# Yapılacak görev:
"List each element" ifadesini içeren satırdan başlayıp "svg-text:Oscar for best" ifadesini içeren satırda biten kayıtları aynen aktarın. Resimleri yanıta almayın.

# Kaynak veriler:
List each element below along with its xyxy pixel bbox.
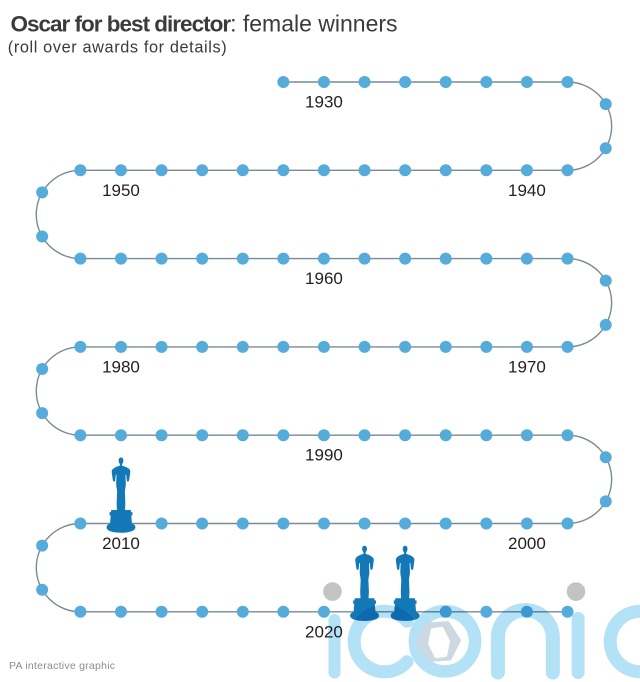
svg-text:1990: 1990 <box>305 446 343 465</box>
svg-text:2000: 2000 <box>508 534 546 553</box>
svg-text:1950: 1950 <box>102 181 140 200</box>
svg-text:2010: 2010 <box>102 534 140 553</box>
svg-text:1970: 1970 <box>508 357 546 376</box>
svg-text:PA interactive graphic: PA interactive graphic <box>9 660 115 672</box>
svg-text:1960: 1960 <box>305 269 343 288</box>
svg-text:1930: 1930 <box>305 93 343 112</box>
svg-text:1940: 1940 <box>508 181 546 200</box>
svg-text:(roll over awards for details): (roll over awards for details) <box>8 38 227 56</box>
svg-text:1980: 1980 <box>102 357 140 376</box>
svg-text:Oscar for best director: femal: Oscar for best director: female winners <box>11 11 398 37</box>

...

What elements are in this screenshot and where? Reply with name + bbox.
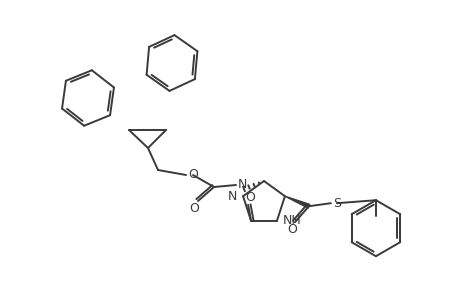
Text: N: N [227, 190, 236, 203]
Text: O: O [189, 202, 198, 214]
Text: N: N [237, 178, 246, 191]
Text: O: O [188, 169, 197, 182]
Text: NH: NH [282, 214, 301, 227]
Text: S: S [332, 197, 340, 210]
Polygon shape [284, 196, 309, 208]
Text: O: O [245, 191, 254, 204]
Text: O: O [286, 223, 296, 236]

---

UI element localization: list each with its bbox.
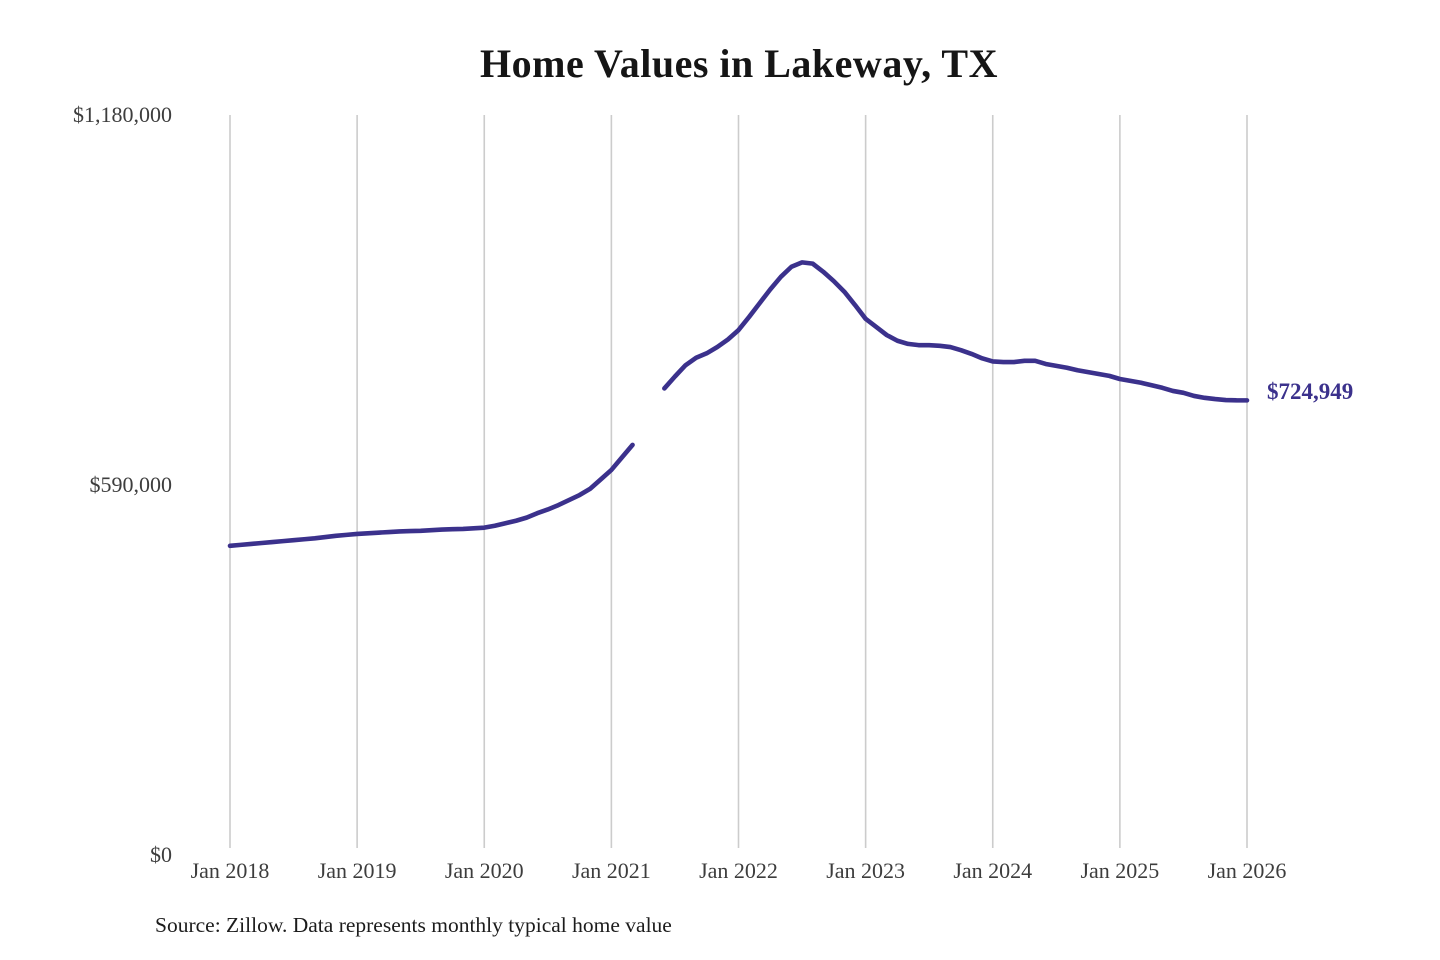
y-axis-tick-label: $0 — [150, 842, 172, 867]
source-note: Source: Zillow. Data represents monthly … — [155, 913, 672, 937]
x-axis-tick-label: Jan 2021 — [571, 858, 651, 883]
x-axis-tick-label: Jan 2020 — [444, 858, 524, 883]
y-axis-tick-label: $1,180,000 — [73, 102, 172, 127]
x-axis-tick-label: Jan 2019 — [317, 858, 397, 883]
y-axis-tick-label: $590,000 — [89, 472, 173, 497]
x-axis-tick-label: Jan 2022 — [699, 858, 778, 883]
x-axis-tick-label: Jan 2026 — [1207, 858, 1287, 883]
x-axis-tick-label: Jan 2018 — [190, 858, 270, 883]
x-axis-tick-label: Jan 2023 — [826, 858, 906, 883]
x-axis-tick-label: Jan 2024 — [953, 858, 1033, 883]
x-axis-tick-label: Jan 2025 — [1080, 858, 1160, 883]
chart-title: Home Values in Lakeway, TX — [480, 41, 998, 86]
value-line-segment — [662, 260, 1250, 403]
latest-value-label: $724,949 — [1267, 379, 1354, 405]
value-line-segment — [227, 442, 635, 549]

# Alıştırma yanıtı:
List each element below along with its xyxy pixel bbox.
svg-text:1990: 1990 <box>305 446 343 465</box>
svg-text:2000: 2000 <box>508 534 546 553</box>
svg-text:1950: 1950 <box>102 181 140 200</box>
svg-text:2010: 2010 <box>102 534 140 553</box>
svg-text:1970: 1970 <box>508 357 546 376</box>
svg-text:PA interactive graphic: PA interactive graphic <box>9 660 115 672</box>
svg-text:1960: 1960 <box>305 269 343 288</box>
svg-text:1930: 1930 <box>305 93 343 112</box>
svg-text:1940: 1940 <box>508 181 546 200</box>
svg-text:(roll over awards for details): (roll over awards for details) <box>8 38 227 56</box>
svg-text:1980: 1980 <box>102 357 140 376</box>
svg-text:Oscar for best director: femal: Oscar for best director: female winners <box>11 11 398 37</box>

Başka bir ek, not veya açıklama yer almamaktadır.